===== Textabschnitt =====
Dieses Sprichwort ist im deutschen Volksmund wohl bekannt. Auch auf das Jugendseminar scheint diese Aussage zuzutreffen. Nicht selten haben SeminaristInnen in letzter Zeit durch ihre Klänge andere bewegt. So haben sie dem einen oder anderen Menschen ein Lächeln ins Gesicht gezaubert, Leute zum Tanzen bewegt, grimmige Gesichter entspannt, Kinder enorm in ihren Bann gezogen, PassantInnen die eine oder andere Träne der Berührung entlockt und sogar eine ganze Bahnhofshalle für einen Moment in atemberaubende, pulsierende Stille versetzt. Welch Kraftaufwand wäre nötig, um als einzelner Mensch durch Worte eine ganze Bahnhofshalle zum Schweigen und Lauschen zu bringen?
===== Datensätze =====
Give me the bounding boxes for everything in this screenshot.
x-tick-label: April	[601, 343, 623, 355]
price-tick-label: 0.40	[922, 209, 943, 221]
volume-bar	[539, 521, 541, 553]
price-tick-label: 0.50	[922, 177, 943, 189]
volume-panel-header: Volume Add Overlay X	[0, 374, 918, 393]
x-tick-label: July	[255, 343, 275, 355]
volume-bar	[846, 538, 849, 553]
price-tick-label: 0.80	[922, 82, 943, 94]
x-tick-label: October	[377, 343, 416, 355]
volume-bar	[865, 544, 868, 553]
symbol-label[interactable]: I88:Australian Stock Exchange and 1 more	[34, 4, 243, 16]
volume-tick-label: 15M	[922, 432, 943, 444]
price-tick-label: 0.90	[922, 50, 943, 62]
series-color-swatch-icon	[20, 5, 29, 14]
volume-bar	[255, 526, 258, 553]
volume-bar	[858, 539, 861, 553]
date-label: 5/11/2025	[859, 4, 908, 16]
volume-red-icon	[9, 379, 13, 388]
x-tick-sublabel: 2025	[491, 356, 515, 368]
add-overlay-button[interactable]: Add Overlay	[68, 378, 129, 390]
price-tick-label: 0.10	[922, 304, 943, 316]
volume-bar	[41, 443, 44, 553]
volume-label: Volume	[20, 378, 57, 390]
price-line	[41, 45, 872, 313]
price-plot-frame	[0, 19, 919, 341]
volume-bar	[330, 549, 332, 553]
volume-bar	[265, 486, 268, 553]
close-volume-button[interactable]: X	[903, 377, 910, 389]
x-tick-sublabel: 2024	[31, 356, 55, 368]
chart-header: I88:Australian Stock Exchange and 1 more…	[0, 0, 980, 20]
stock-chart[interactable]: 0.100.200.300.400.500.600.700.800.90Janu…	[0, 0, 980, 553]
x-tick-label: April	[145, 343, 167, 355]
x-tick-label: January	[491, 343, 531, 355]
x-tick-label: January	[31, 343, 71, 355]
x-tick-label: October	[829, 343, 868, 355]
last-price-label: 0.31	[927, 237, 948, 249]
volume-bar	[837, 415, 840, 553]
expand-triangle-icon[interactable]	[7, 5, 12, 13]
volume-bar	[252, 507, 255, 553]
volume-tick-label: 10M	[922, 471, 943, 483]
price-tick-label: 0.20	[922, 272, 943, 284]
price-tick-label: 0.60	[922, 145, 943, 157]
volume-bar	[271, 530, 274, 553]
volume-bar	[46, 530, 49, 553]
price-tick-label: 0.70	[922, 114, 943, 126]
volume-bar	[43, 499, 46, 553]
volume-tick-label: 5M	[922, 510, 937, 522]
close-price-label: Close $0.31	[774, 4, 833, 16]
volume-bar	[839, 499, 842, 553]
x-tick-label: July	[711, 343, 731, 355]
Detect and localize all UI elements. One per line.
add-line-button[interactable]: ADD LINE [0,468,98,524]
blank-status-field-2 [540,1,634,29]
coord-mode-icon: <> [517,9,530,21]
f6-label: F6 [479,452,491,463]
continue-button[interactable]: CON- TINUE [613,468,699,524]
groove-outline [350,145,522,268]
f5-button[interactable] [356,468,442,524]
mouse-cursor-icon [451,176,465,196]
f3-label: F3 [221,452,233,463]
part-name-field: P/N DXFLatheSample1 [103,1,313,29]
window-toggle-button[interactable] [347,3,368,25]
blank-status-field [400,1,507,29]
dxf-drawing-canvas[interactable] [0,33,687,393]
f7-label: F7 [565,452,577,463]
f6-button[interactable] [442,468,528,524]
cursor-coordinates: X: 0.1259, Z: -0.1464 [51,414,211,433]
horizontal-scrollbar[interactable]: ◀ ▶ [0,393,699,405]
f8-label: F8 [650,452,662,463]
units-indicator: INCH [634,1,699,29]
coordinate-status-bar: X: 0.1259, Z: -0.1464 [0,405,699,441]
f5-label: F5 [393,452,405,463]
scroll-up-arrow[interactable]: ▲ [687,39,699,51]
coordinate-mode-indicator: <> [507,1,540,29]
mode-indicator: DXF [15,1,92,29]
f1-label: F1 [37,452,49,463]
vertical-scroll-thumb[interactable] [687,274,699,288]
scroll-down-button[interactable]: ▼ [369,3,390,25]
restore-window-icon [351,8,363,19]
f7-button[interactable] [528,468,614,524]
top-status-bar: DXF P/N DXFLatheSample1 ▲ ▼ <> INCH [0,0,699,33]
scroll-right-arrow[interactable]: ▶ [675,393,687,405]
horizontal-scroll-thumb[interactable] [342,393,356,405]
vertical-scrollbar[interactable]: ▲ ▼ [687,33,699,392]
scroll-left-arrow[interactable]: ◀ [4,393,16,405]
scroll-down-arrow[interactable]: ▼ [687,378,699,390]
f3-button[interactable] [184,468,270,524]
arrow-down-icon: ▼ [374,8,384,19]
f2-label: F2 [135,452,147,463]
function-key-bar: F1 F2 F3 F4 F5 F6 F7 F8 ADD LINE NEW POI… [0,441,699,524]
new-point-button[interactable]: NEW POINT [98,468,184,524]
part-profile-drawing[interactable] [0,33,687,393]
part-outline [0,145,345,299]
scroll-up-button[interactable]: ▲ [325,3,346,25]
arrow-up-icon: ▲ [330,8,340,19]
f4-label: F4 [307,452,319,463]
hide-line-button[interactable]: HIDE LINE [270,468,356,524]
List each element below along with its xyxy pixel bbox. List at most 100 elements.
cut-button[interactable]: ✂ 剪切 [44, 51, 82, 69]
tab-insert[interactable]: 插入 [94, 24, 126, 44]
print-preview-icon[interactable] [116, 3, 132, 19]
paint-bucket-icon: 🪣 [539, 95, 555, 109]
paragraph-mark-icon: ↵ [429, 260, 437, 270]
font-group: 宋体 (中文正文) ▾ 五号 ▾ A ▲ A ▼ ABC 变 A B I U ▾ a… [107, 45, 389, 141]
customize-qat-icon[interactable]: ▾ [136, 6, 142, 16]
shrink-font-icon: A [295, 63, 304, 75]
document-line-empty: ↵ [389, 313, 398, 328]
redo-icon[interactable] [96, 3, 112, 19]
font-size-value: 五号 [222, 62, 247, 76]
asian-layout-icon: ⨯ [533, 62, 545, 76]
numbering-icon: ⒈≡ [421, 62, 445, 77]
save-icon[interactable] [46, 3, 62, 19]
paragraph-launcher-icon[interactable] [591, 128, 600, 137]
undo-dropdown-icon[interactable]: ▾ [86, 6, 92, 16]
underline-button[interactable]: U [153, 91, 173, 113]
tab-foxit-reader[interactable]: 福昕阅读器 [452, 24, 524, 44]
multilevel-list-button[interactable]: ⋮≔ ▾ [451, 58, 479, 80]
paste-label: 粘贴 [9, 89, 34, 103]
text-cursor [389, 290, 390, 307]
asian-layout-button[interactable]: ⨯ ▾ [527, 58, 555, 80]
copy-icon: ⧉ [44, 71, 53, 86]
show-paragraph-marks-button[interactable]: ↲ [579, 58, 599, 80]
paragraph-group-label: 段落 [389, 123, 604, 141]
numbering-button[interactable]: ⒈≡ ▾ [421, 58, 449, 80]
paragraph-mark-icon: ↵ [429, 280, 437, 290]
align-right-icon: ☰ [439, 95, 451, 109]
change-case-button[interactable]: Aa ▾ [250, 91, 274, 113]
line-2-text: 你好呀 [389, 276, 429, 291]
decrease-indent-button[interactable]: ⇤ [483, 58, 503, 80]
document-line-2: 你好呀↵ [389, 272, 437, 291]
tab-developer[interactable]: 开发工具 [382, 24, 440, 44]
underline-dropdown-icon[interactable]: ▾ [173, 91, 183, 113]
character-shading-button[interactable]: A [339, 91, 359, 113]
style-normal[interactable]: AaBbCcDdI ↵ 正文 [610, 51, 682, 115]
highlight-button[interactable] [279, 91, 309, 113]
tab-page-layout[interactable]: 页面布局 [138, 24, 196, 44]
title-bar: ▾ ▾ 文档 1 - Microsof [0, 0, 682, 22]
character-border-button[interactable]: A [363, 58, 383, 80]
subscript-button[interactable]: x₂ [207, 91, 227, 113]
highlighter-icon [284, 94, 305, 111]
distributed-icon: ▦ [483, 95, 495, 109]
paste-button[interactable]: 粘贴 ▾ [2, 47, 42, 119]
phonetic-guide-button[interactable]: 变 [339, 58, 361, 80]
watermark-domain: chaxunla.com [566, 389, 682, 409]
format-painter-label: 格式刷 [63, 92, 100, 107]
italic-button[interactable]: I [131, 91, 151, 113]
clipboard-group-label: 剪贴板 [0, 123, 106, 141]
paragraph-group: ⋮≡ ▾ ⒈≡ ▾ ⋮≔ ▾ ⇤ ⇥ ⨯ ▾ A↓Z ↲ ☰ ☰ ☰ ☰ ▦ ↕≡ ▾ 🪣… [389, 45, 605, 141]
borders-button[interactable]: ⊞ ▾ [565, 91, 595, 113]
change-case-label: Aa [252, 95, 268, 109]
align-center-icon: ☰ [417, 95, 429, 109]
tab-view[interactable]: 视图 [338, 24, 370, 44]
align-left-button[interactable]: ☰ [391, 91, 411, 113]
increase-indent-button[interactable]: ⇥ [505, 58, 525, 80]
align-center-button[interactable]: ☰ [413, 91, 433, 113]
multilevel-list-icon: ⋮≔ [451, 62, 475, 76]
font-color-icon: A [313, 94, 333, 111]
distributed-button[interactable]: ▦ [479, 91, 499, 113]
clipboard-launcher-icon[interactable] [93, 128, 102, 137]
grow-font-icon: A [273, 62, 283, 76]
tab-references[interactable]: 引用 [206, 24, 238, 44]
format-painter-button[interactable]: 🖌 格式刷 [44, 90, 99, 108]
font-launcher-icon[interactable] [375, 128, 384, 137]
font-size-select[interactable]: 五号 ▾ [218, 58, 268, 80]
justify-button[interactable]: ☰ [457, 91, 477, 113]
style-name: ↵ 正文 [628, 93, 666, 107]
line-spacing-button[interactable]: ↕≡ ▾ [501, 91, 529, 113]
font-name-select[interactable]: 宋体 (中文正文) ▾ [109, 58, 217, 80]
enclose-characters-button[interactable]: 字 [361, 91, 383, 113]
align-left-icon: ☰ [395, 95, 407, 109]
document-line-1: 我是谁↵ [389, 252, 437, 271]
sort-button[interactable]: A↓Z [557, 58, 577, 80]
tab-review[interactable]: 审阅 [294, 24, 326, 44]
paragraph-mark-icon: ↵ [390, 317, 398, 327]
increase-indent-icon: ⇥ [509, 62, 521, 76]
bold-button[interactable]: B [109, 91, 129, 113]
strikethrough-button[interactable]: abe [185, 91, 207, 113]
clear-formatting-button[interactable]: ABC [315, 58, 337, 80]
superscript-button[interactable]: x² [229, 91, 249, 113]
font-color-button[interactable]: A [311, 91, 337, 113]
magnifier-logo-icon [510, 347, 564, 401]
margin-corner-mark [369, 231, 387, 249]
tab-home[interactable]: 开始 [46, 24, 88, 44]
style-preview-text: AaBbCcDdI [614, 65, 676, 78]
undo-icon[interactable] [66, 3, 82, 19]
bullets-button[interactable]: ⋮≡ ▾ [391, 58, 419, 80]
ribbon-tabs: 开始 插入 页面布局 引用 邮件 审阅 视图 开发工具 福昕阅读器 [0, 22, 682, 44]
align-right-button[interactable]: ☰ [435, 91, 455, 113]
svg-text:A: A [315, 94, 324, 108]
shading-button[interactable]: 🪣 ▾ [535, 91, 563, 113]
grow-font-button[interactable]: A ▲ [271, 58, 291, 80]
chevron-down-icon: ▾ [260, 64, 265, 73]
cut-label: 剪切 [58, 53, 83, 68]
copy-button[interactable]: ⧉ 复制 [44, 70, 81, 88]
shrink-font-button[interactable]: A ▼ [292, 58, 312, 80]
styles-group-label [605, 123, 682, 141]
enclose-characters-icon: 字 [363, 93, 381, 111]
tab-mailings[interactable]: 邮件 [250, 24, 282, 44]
=====
> [Zu erledigende Aufgaben]:
1. Schreib aus dem Text über das Jugendseminar alles von "Dieses Sprichwort ist" bis hinunter zu "Lauschen zu bringen?" wortgetreu ab.
2. Beantworte zum Text über das Jugendseminar diese Fragen:
(a) Auf wen scheint die Aussage des Sprichworts laut Text ebenfalls zuzutreffen?
(b) Wen haben die Seminaristinnen und Seminaristen enorm in ihren Bann gezogen?
(c) In welchen Zustand haben sie eine ganze Bahnhofshalle versetzt?
3. Führe den Text über das Jugendseminar nach seinem letzten Satz weiter.

> [Antworten pro Aufgabe]:
1.
Dieses Sprichwort ist im deutschen Volksmund wohl bekannt. Auch auf das Jugendseminar scheint diese Aussage zuzutreffen. Nicht selten haben SeminaristInnen in letzter Zeit durch ihre Klänge andere bewegt. So haben sie dem einen oder anderen Menschen ein Lächeln ins Gesicht gezaubert, Leute zum Tanzen bewegt, grimmige Gesichter entspannt, Kinder enorm in ihren Bann gezogen, PassantInnen die eine oder andere Träne der Berührung entlockt und sogar eine ganze Bahnhofshalle für einen Moment in atemberaubende, pulsierende Stille versetzt. Welch Kraftaufwand wäre nötig, um als einzelner Mensch durch Worte eine ganze Bahnhofshalle zum Schweigen und Lauschen zu bringen?

2.
(a) Auf das Jugendseminar.
(b) Kinder.
(c) Für einen Moment in atemberaubende, pulsierende Stille.

3.
Als Gemeinschaft war das relativ einfach. Oder doch nicht? Wohl sind für drei Minuten Singen teilweise drei Monate Arbeit nötig. Der Aufwand, ein neues Stück einzustudieren, schreckt anfangs nicht wenige SeminaristInnen ab. Ist dieser Zustand jedoch einmal überwunden, klingen die neuen Melodien bald aus jederlei Munde. Dann hört man die neuen Klänge aus der Küche, im Unterricht und aus dem Badezimmer. Binnen kurzer Zeit schon ist die Arbeit des Einstudierens vergessen, steht das unproportional wirkende Verhältnis drei Monate Arbeit für drei Minuten Musik doch in keiner Relation zu dem Erlebnis, wo wir am Ende des Tages landen. Nämlich in Sphären jenseits von Zeit und Raum. Wir singen uns dorthin empor, wo sich diese Parameter auflösen, wo es nur noch tönt, wo die Grenzen zwischen uns und den einzelnen Stimmen verschwimmen, wo alles ein Klangerlebnis ist. Dorthin zu gelangen ist nicht immer einfach. Dazu müssen wir oft erst einige graue Schichten, die uns bedecken und die die Reinheit trüben, ablegen und uns öffnen. „Singen ist eine edle Kunst und Übung“, wie Martin Luther schon meinte.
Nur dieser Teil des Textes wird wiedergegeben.